Texto fornecido -
----
4. De qualquer modo, as alegações de irregularidade
procedimental levantadas pela defesa, restam prejudicadas pela constatação de que
o processo encontra-se viciado desde sua origem, pela ausência de especificação
na denúncia dos fatos de que o impetrante está sendo acusado.
Apenas a superação de vício tornaria relevante a análise da
regularidade da participação dos Vereadores Jerônimo e Guilherme no Conselho de
Ética e Decoro Parlamentar, na medida em que, conforme consta do documento de
fls 12, suas firmas foram lançadas no documento ao lado da do Vereador Afrânio
Boppré.
Mais uma vez registre-se que não se ignora a gravidade e a
repercussão social e política dos fatos, a abrangência da investigação social, ou
mesmo os malefícios que a corrupção acarreta para a sociedade e o Estado.
Este não é o foro porém para a apreciação do mérito de tais
acusações ou mesmo da imputação ao impetrante de conduta incompatível com a
ética e o decoro parlamentar. Essa é matéria que se insere na competência da
Câmara de Vereadores.
Cuida-se aqui apenas do controle da legalidade dos atos
administrativos desenvolvidos com essa finalidade naquela Casa, e nesse sentido é
que se aponta a existência, em princípio, de desrespeito à lei que rege o
procedimento a ser percorrido com vistas ao julgamento político.
5. Diante de todo o exposto, DEFIRO o pedido liminar para
determinar a SUSPENSÃO do processo disciplinar instaurado para apuração de
quebra de decoro parlamentar pelo impetrante.
Intime-se com urgência, em regime de plantão.
Requisitem-se informações no prazo legal.
Cumpra-se o disposto no inciso II do art. 7º da Lei 12.016/09.
Após, ao Ministério Público, independente de novo despacho.
Florianópolis (SC), 12 de agosto de 2015.
----
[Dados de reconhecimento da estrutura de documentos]

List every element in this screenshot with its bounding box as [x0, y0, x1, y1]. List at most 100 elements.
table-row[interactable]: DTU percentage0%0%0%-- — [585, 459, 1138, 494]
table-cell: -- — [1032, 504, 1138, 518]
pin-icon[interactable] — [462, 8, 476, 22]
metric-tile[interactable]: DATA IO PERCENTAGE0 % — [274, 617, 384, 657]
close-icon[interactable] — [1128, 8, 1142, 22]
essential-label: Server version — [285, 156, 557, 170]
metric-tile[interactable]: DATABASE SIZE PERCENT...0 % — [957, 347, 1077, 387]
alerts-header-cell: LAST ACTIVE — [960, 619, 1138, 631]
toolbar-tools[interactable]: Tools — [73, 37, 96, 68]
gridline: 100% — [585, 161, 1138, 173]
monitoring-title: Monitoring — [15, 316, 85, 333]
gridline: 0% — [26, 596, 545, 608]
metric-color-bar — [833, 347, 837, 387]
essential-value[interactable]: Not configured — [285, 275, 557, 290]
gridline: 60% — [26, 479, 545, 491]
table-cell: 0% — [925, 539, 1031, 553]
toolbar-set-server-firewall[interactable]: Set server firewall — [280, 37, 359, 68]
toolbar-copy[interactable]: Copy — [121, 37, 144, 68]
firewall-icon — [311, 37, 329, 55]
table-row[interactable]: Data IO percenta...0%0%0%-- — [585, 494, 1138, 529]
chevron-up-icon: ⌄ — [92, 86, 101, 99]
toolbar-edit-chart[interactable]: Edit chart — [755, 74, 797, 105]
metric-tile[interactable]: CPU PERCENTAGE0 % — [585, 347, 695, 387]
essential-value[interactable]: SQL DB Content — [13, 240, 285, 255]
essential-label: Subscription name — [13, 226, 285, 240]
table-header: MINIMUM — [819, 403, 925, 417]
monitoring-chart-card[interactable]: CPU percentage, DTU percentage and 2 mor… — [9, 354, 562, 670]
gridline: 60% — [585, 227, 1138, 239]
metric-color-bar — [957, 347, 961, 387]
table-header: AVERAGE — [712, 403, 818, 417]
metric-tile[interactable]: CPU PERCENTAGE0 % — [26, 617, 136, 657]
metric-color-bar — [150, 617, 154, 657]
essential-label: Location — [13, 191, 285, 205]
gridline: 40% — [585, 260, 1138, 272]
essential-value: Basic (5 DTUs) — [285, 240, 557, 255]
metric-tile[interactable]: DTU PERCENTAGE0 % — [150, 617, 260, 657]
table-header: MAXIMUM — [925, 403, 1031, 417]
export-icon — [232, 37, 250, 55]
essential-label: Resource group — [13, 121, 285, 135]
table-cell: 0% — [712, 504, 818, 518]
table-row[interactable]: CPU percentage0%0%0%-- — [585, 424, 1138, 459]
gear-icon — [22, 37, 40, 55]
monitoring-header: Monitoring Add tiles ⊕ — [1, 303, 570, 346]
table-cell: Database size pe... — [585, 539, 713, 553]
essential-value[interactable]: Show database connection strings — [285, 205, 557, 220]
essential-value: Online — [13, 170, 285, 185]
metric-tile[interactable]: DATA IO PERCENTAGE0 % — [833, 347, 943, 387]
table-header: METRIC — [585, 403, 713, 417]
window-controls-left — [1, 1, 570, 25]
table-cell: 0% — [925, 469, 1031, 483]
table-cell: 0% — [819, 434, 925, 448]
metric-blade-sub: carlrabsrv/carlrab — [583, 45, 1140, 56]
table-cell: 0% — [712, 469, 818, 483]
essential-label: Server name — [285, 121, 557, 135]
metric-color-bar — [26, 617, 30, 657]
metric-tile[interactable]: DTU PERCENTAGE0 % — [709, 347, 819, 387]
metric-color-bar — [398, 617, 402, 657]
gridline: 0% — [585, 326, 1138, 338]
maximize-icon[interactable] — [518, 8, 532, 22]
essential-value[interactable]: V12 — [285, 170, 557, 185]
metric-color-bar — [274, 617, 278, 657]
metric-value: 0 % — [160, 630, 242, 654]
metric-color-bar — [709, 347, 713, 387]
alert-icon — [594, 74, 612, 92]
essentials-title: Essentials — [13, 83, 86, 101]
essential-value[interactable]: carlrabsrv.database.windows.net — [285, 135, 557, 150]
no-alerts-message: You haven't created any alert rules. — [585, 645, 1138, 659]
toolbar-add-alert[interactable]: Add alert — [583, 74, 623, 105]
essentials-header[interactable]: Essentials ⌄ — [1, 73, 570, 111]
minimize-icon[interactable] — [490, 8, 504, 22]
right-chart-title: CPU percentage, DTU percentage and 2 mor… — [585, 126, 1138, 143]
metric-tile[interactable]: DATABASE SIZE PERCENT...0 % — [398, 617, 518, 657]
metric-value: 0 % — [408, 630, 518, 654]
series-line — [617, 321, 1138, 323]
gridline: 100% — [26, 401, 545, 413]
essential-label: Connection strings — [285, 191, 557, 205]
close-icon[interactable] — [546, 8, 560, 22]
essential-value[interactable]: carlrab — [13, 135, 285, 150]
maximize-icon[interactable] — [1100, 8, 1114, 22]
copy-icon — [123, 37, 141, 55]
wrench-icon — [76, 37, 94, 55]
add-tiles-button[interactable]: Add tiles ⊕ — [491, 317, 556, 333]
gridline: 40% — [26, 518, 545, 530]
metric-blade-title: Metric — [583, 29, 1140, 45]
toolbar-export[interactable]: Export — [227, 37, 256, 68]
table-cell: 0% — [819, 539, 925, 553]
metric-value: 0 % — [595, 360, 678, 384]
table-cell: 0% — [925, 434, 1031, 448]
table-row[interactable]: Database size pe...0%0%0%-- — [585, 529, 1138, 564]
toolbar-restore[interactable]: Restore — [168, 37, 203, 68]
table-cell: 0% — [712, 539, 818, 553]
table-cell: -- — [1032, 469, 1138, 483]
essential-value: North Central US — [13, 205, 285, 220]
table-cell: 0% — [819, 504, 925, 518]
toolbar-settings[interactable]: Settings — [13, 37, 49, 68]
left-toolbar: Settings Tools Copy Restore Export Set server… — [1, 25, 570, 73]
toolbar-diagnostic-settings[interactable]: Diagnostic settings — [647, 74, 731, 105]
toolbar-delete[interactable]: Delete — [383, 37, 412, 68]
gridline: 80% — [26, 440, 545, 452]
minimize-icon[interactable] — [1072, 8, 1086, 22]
----
O que se pede -
(A) Segundo a decisão, qual pedido é deferido e o que ele determina?
(B) Transcreva da decisão o trecho entre "5. Diante de" e "agosto de 2015.", inclusive.
Esses dados foram obtidos de outra fonte.

Respostas por tarefa -
(A) O pedido liminar, que determina a suspensão do processo disciplinar instaurado para apuração de quebra de decoro parlamentar pelo impetrante.

(B)
5. Diante de todo o exposto, DEFIRO o pedido liminar para
determinar a SUSPENSÃO do processo disciplinar instaurado para apuração de
quebra de decoro parlamentar pelo impetrante.
Intime-se com urgência, em regime de plantão.
Requisitem-se informações no prazo legal.
Cumpra-se o disposto no inciso II do art. 7º da Lei 12.016/09.
Após, ao Ministério Público, independente de novo despacho.
Florianópolis (SC), 12 de agosto de 2015.